begin Records to process
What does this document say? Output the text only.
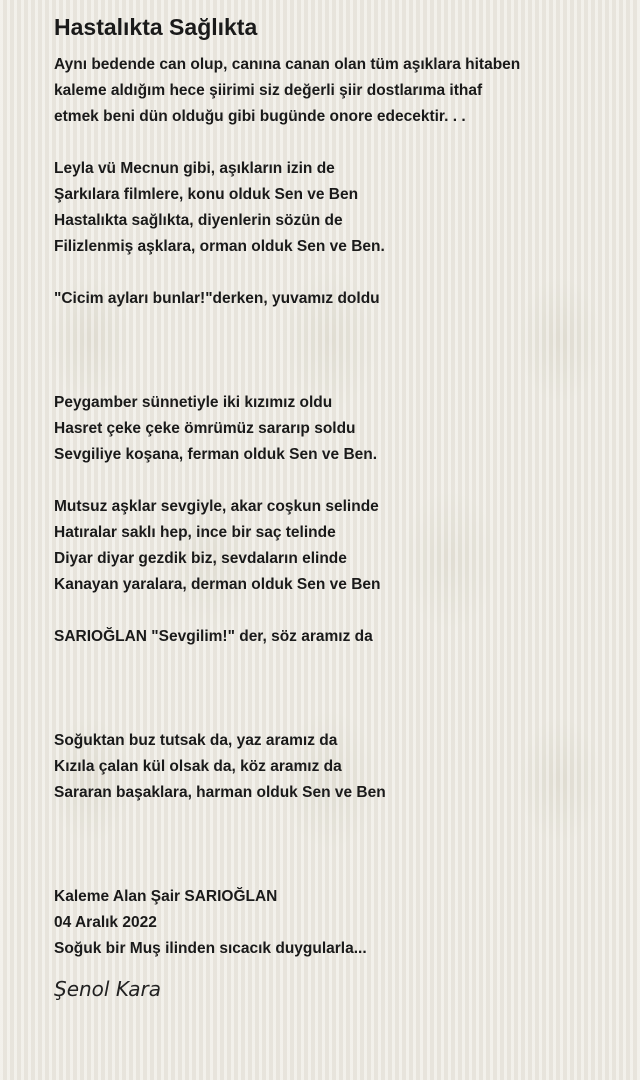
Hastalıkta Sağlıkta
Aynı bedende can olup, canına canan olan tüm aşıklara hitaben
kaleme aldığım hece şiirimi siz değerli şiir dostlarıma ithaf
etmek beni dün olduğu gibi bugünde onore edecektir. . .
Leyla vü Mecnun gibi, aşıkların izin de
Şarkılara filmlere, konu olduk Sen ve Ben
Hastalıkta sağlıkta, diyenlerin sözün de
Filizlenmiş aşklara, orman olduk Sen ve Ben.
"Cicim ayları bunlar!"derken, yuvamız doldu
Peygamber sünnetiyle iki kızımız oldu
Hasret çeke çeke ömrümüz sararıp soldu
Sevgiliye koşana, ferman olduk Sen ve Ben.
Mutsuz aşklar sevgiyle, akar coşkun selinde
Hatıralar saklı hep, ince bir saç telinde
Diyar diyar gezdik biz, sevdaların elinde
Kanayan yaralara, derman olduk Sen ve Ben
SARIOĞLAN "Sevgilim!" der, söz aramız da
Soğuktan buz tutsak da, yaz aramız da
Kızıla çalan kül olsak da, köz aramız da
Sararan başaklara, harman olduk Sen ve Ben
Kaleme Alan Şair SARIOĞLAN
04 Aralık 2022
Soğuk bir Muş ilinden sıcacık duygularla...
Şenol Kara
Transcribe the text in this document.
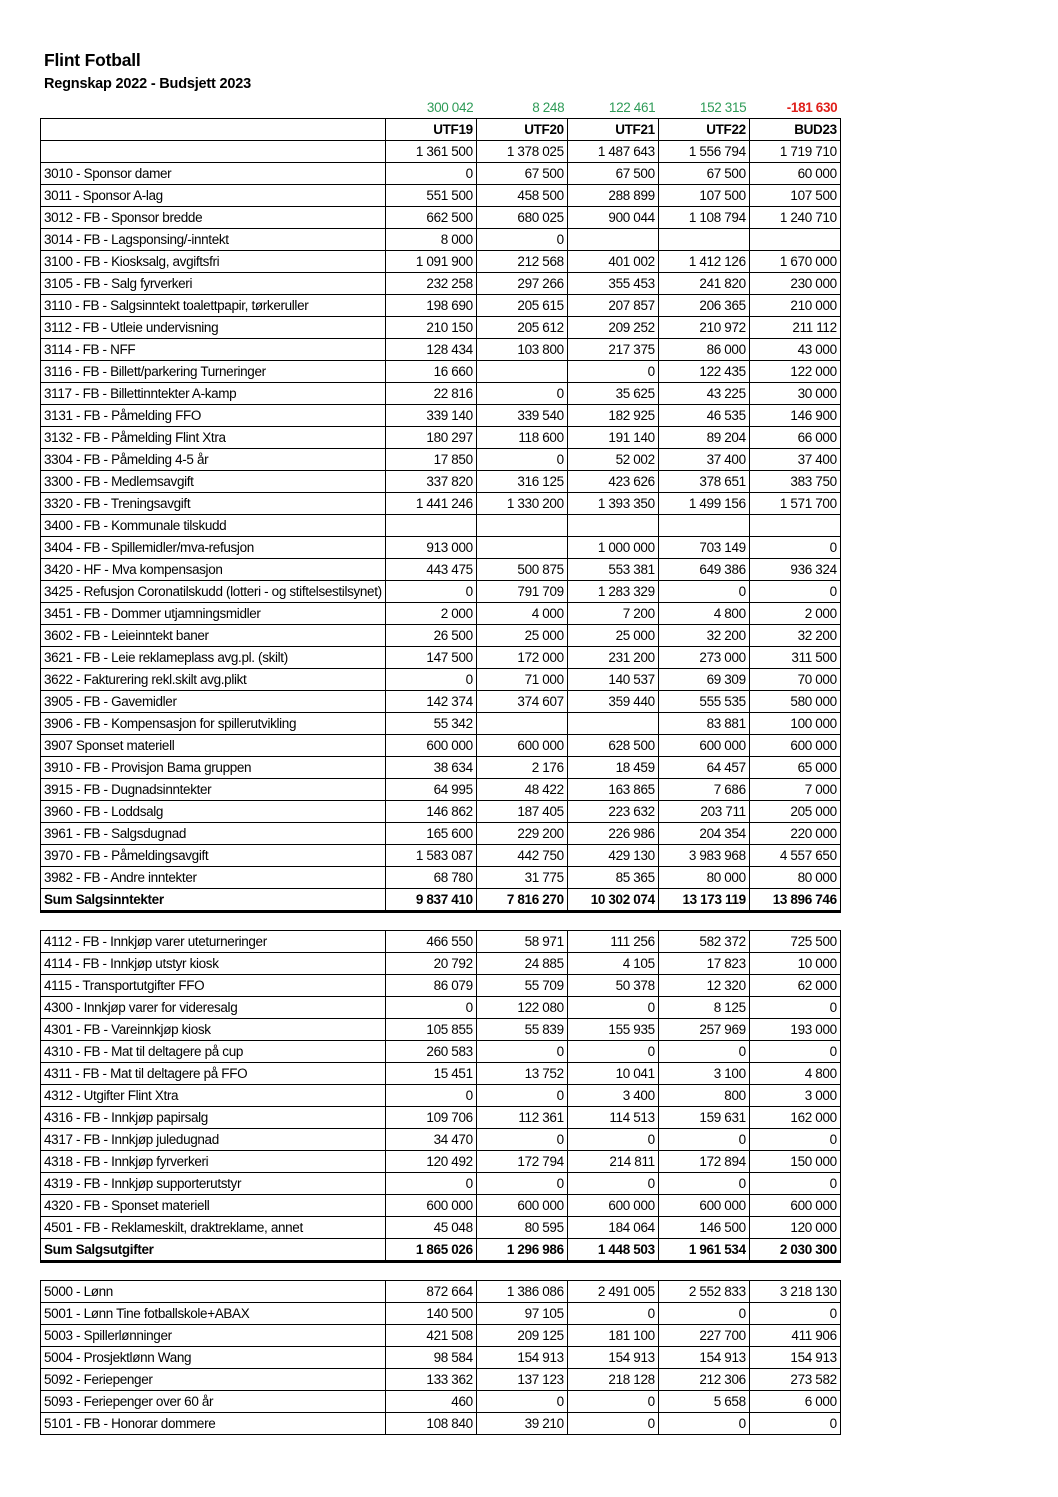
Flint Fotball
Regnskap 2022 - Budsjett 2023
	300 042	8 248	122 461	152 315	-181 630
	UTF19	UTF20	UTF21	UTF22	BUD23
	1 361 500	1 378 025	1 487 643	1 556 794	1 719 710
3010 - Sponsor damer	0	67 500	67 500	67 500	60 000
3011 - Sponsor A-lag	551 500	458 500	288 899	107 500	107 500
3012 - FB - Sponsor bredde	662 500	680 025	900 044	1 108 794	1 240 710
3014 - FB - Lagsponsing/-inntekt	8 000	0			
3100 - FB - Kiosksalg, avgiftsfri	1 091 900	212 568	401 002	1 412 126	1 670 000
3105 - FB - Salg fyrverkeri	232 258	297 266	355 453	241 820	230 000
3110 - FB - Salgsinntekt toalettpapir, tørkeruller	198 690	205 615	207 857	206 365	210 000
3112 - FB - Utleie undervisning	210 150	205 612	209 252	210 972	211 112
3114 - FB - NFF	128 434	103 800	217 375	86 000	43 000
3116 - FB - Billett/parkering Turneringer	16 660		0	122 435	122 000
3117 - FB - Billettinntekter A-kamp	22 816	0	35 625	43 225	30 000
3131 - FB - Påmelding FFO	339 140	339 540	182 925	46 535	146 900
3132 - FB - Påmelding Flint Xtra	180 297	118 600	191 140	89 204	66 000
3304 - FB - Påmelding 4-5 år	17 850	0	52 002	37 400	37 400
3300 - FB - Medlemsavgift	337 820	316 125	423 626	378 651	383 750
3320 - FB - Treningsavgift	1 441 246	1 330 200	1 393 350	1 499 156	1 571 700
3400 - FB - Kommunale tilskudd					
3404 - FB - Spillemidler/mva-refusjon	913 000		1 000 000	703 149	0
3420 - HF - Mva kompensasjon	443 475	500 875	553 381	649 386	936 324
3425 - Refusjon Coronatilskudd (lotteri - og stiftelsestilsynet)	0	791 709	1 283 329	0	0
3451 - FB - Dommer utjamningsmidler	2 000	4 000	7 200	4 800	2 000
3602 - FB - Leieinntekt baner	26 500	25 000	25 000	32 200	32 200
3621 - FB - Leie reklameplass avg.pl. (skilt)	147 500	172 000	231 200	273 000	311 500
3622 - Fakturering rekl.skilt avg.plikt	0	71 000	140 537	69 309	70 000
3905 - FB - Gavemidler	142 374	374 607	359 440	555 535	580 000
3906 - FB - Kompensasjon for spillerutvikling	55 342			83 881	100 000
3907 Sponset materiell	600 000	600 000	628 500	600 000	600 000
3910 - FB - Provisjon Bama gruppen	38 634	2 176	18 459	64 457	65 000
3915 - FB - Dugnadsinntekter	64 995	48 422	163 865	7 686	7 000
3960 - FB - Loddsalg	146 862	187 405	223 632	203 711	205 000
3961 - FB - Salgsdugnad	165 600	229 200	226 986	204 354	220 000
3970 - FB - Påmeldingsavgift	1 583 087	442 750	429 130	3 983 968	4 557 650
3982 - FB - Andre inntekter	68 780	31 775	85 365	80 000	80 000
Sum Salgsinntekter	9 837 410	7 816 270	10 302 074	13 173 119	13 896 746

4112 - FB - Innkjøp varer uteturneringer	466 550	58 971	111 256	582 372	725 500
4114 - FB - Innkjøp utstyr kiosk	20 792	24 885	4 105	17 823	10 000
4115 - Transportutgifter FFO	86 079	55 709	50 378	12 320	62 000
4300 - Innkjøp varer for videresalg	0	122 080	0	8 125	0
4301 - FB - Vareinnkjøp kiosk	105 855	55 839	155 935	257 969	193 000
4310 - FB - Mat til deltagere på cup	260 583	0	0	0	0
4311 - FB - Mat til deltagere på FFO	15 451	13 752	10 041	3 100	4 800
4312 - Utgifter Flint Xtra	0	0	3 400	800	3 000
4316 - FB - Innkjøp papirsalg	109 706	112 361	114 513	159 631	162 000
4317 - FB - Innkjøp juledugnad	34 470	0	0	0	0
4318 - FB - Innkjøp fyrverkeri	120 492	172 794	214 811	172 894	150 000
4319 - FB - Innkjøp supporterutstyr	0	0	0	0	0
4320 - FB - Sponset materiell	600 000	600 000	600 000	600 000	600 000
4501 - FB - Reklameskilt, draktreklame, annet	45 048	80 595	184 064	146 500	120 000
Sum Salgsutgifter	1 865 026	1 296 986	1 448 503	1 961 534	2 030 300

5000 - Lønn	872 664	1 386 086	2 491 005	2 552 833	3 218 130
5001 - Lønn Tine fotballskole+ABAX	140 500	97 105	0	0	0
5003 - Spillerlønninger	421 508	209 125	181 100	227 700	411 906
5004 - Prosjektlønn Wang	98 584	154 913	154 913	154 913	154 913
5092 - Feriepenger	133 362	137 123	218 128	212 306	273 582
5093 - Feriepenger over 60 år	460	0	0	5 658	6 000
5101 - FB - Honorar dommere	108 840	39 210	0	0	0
end Records to process
Set task
Which lines hold the string "aramız"? Copy all of them from the data above.

Completed exercise
SARIOĞLAN "Sevgilim!" der, söz aramız da
Soğuktan buz tutsak da, yaz aramız da
Kızıla çalan kül olsak da, köz aramız da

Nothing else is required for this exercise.